◆ **Exercise requirements**: Reproduce verbatim everything from the start of the items down to and including the line that contains "ball-carrier-label: da (82, 132, 101, 145)".

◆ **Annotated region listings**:

** BEGIN **

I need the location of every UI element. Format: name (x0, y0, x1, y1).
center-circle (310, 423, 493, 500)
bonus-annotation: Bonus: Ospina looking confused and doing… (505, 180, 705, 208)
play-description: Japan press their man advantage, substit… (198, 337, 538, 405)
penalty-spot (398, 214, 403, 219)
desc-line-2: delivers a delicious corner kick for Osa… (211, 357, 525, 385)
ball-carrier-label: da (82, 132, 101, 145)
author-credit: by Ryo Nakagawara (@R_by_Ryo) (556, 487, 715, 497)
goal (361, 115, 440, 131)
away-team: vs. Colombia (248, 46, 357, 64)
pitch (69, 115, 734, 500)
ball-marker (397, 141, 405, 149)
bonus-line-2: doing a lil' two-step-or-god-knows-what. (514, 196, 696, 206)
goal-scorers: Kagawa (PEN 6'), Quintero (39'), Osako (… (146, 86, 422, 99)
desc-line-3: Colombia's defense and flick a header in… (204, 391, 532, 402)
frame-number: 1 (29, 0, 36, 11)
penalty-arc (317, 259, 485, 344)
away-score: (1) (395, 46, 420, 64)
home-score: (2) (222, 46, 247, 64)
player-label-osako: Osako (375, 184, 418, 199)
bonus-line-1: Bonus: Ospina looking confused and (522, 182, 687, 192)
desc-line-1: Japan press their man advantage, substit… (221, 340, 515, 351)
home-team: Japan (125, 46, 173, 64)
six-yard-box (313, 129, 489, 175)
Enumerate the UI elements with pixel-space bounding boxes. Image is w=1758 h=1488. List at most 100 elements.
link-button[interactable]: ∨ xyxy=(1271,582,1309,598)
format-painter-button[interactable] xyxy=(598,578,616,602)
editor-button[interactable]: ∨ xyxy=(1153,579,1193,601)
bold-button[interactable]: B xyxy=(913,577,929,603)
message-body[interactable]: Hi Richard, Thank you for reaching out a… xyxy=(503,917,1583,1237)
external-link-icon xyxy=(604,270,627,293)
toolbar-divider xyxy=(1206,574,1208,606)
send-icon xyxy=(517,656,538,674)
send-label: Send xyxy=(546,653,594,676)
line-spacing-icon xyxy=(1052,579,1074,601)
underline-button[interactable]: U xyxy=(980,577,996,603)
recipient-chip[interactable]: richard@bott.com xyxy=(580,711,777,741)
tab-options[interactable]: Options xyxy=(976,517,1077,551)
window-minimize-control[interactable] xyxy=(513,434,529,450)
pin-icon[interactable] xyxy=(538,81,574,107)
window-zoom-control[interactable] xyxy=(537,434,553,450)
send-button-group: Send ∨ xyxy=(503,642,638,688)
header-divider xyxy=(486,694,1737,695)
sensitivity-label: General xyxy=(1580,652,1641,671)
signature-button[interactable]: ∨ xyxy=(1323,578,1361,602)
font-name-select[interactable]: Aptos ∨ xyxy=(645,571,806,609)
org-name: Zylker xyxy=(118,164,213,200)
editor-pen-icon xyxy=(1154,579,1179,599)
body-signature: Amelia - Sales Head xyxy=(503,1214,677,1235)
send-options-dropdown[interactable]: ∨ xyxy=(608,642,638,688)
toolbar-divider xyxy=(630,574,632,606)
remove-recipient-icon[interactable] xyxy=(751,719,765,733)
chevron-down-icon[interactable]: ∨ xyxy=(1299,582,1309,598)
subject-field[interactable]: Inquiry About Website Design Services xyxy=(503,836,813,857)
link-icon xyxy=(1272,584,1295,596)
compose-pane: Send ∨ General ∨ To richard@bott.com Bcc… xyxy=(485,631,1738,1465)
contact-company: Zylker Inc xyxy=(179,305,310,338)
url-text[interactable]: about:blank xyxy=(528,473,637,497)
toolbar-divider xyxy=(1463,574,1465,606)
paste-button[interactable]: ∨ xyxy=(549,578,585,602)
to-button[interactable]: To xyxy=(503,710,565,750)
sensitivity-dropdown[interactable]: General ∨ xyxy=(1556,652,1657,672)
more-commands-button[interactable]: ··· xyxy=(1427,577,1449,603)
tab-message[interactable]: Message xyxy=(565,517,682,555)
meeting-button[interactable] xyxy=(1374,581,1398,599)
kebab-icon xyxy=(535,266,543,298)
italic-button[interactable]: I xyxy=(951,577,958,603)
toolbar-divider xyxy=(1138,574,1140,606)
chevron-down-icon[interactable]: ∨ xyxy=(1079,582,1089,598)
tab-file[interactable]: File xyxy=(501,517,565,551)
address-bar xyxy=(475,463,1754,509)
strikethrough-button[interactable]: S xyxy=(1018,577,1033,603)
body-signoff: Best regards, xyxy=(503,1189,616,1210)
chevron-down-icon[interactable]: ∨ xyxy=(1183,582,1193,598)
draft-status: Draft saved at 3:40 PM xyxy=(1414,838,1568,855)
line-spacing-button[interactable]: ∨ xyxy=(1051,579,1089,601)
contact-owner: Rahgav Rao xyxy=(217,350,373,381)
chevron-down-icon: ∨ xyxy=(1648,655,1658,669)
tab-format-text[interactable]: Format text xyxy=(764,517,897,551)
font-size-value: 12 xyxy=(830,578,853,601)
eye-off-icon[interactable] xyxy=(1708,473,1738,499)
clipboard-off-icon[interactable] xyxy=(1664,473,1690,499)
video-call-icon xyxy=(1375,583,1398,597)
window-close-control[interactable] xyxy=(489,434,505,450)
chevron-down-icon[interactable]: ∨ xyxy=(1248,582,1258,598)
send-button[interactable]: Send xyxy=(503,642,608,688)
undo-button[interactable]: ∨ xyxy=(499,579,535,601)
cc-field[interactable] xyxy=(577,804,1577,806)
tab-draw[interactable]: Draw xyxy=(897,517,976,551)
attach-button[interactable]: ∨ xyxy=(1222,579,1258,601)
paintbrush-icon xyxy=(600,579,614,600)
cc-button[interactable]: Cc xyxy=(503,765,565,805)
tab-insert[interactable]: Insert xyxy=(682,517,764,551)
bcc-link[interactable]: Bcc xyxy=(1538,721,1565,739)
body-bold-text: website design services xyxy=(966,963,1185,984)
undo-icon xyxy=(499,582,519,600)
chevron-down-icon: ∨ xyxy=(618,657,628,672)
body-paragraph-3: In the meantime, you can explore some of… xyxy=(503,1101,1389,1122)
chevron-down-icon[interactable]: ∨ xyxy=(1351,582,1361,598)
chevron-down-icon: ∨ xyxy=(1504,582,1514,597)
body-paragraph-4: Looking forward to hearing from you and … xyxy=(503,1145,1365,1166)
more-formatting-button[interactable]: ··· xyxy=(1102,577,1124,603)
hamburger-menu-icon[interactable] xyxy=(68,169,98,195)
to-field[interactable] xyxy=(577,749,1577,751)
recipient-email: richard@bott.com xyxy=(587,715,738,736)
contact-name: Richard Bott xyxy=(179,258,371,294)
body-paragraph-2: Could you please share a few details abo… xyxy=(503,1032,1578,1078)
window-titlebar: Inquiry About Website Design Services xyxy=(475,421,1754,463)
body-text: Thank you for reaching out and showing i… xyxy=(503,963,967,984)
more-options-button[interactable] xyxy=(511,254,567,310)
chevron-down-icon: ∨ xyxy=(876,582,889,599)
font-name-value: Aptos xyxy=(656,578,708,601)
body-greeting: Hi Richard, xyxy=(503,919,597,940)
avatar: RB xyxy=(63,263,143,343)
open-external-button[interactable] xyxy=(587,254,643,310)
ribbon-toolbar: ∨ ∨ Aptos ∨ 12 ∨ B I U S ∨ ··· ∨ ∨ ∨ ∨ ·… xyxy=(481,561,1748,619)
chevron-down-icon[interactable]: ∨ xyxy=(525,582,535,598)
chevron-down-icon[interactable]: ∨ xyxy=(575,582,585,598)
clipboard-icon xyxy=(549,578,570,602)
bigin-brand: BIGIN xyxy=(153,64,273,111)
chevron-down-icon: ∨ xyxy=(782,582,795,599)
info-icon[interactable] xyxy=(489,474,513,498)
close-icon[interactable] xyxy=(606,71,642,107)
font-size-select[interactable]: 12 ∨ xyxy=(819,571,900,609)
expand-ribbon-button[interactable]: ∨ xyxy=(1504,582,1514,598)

** END **

◆ **Final result**:
I need the location of every UI element. Format: name (x0, y0, x1, y1).
center-circle (310, 423, 493, 500)
bonus-annotation: Bonus: Ospina looking confused and doing… (505, 180, 705, 208)
play-description: Japan press their man advantage, substit… (198, 337, 538, 405)
penalty-spot (398, 214, 403, 219)
desc-line-2: delivers a delicious corner kick for Osa… (211, 357, 525, 385)
ball-carrier-label: da (82, 132, 101, 145)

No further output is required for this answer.